Problem set –
1. In the Illahee community notes, how long are shiner perch on average?
2. Translate this sentence from the Illahee community notes into Spanish: "Every now and then we have people who want to camp in the Preserve in spite of the signs saying that it is prohibited."

Text excerpt –
We did notice a small dead seal on one of the floats, that got the attention of an eagle and later some seagulls.
Tree Trunk Art.  Noticed some tree trunk art in the Preserve today.
Jim Aho

Illahee 7/18/13 Orcas, Seals, Shiner Perch, Salmon, Preserve Kiosk, High Fire Danger, Campsite Fire Pit

Orcas.  It appears not many noticed a small pod of orcas coming through Illahee this morning (7/18/13) about 8:30 am.  Thanks to an observant neighbor we got a call that they were out in the middle of the channel.  They evidently were hunting as it took them some time to surface again, this time on the Bainbridge side.  We got a couple of photos just to document their presence, but they were at least a mile away by them.  We noticed the Kitsap Sun reported on their sittings as possible transient seal eating oracas.  The article will probably show up in Friday’s paper  http://www.kitsapsun.com/news/2013/jul/18/orcas-make-an-appearance-in-north-kitsap/

Seals.  We did notice a seal hugging the shoreline right after they went through, and then a little later saw this baby swimming by.
Shiner Perch.  At the dock they are catching what they refer to as pogies.  They are actually shiner perch and they don’t get very big, averaging between 4 and 6 inches.  
Salmon.  We noticed the following article in the Kitsap Sun on Tuesday that caught our attention.  While we like the fish story, we like it that Illahee is a recognized community in the area.
Preserve Kiosk.  Changes are coming to the Illahee Preserve kiosk, that was recently stained.  Soon there will be a more professional covering so maps and other information can be posted.  We also heard there will soon be a garbage can for pet waste as it has become a problem with many pet owners leaving their waste bags at the Preserve.
High Fire Danger.  At a recent meeting we asked who put up the fire danger signs, but no one knew.  Let us know if you know who posted the signs.
Campsite Fire Pit.  Every now and then we have people who want to camp in the Preserve in spite of the signs saying that it is prohibited.  Our biggest fear of campers, and smokers also, is of a fire.  As you can see from the photo they had a charcoal fire next to a log.

Provided information –

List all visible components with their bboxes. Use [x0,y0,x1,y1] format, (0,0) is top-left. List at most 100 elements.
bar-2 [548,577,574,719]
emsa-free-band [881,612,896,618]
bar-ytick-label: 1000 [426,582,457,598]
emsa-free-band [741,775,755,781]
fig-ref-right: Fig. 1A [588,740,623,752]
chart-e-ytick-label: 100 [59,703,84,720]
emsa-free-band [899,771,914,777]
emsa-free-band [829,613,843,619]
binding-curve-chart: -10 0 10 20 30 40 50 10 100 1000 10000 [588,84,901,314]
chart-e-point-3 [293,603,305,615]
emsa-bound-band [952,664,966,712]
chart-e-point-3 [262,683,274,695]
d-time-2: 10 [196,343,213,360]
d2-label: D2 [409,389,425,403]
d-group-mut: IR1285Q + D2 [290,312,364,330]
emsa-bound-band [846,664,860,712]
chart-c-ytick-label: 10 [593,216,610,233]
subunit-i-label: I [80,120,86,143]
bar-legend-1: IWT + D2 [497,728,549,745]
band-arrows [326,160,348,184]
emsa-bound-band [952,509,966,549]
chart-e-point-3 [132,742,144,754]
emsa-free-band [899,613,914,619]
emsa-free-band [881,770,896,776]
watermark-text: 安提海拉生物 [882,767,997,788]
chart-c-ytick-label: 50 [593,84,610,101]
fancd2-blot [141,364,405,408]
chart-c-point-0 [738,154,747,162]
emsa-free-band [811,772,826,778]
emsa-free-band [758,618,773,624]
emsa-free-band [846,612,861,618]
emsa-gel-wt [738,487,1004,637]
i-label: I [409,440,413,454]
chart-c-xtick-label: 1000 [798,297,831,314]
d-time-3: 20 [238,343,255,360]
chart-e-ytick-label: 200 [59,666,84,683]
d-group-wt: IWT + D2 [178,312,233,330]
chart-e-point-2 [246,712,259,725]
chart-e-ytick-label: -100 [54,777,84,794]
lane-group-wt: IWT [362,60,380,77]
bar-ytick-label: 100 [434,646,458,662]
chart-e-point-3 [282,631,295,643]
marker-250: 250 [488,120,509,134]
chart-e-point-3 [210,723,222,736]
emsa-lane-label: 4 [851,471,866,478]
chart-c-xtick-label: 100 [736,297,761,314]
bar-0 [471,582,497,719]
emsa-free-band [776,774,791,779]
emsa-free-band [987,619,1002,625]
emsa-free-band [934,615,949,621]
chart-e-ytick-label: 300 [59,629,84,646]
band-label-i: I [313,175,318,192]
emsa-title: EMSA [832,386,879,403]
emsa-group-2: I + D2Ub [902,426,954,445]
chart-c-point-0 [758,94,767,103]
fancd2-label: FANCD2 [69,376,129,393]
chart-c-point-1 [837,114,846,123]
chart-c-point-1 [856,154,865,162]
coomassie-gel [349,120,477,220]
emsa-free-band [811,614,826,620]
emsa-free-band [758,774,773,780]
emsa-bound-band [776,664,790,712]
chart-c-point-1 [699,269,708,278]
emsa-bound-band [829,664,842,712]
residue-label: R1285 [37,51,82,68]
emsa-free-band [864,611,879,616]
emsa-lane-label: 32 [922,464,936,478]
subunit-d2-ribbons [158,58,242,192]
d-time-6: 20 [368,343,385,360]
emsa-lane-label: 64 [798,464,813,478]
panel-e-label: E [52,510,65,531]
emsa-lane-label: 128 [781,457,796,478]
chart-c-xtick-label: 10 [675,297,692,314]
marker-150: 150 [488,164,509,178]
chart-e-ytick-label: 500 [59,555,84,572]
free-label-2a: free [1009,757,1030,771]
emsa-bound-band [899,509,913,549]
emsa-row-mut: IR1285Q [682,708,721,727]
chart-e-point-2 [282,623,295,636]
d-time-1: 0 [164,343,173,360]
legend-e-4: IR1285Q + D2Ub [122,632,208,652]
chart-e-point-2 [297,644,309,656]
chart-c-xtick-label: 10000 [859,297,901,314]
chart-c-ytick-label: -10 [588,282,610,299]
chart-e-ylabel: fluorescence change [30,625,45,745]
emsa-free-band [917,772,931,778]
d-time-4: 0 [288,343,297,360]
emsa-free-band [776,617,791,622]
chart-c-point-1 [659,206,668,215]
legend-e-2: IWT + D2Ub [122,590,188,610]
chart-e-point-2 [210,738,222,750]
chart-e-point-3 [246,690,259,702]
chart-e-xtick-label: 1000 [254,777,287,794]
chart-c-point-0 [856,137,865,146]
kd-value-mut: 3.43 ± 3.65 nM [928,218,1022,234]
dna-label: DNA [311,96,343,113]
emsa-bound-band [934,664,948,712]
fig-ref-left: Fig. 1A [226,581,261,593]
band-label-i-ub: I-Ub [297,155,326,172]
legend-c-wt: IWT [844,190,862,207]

Solved problems –
1. Between 4 and 6 inches.

2. De vez en cuando hay personas que quieren acampar en la Reserva a pesar de los letreros que indican que está prohibido.